Don't let the quiet winding lanes, shaded by twisting live oaks dripping with spanish moss, fool you. Long before a bridge connected it to the mainland, one Hilton Head Island neighborhood was once a bustling town of 40,000 soldiers, merchants, reporters, and entertainers. Now, more than 150 years later, what remains of this busy port, and just where was it located?


Union Occupation

Immediately following their rousing victory at the Battle of Port Royal on Nov. 7, 1861, 13,000 Union forces swarmed the beaches on the north end of Hilton Head Island and set about converting it to their new Department of the South. Promptly claiming the Confederate's Fort Walker (in modern-day Port Royal Plantation) and renaming it Fort Welles after one of their own officers, they repurposed the former headquarters of the Confederate troops on the island as home to the Union's Chief Quartermaster and Signal Office (see photo above). But these structures were just the beginning.

= = = = =

Tasks and exercises:
1. Repeat the Hilton Head Island passage from "Don't let the" to "was it located?", swapping "bustling" for "thriving".
2. Pick up the account of the Union occupation of Hilton Head Island after its last sentence and carry it forward.

Dataset excerpt:
= = = = =

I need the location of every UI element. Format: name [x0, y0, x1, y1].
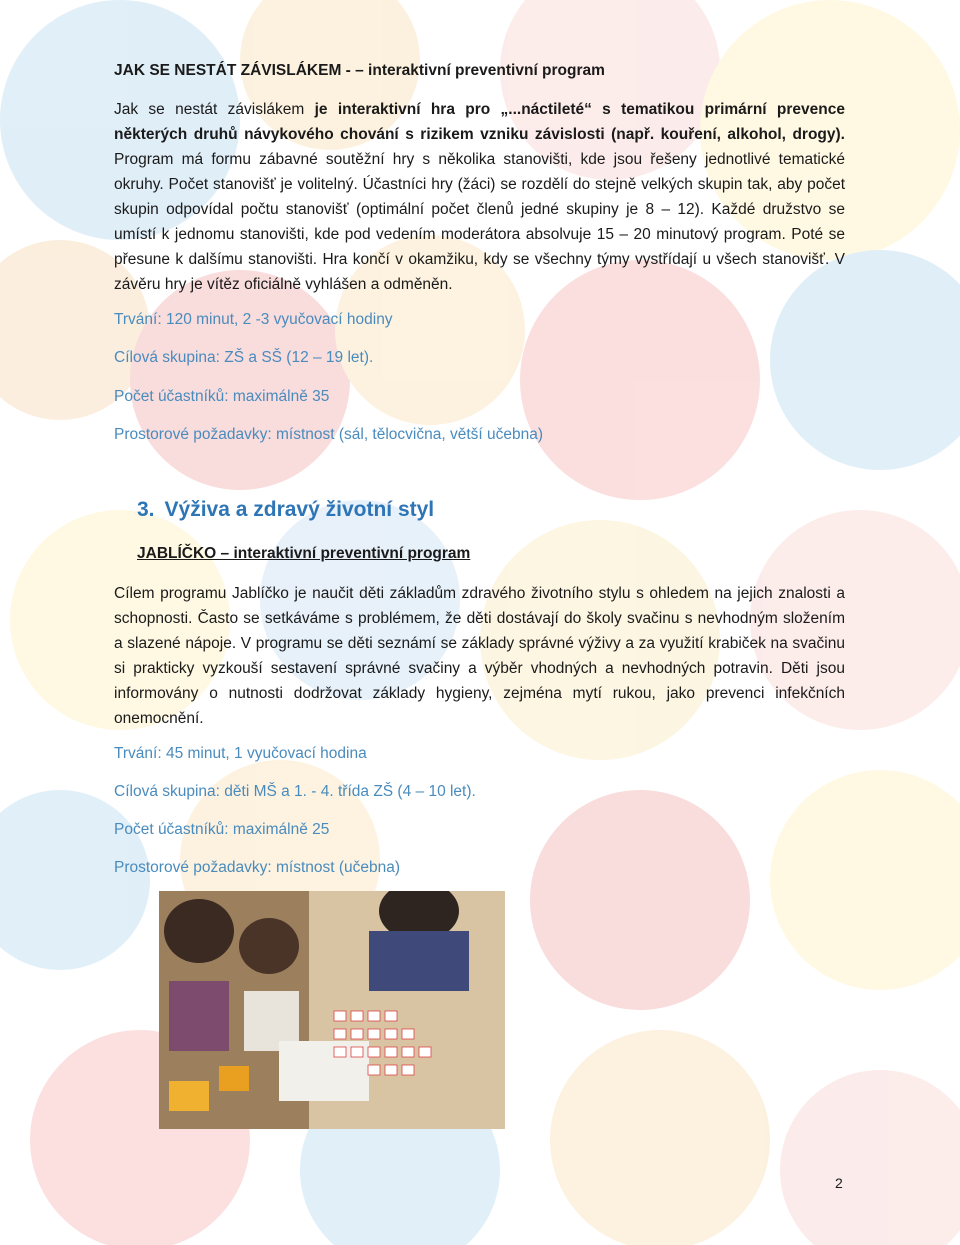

= = = = =

Answers provided:
1.
Don't let the quiet winding lanes, shaded by twisting live oaks dripping with spanish moss, fool you. Long before a bridge connected it to the mainland, one Hilton Head Island neighborhood was once a thriving town of 40,000 soldiers, merchants, reporters, and entertainers. Now, more than 150 years later, what remains of this busy port, and just where was it located?

2.
First, a second fort, positioned a mile or so further inland, was quickly erected to house the island's thousands of new residents. Called Fort Sherman (after the site's first Union Commander, Gen. Thomas W. Sherman), it consisted of two miles of earthworks enclosing a 14-acre area filled to capacity with buildings and tents. Next, a long pier was constructed adjacent to the Quartermaster's house. Reaching out into the deep waters of Port Royal Sound, the pier simplified arrivals to the new headquarters, drawing even more visitors and residents. It soon became clear that the huge Fort Sherman was not nearly large enough to house the area's exploding population. You see, while literal boat-loads of Union forces continued to arrive at the new Hilton Head port, the population was no longer limited to the military and the thousands of formerly enslaved persons who had worked on the island's plantations prior to the battle.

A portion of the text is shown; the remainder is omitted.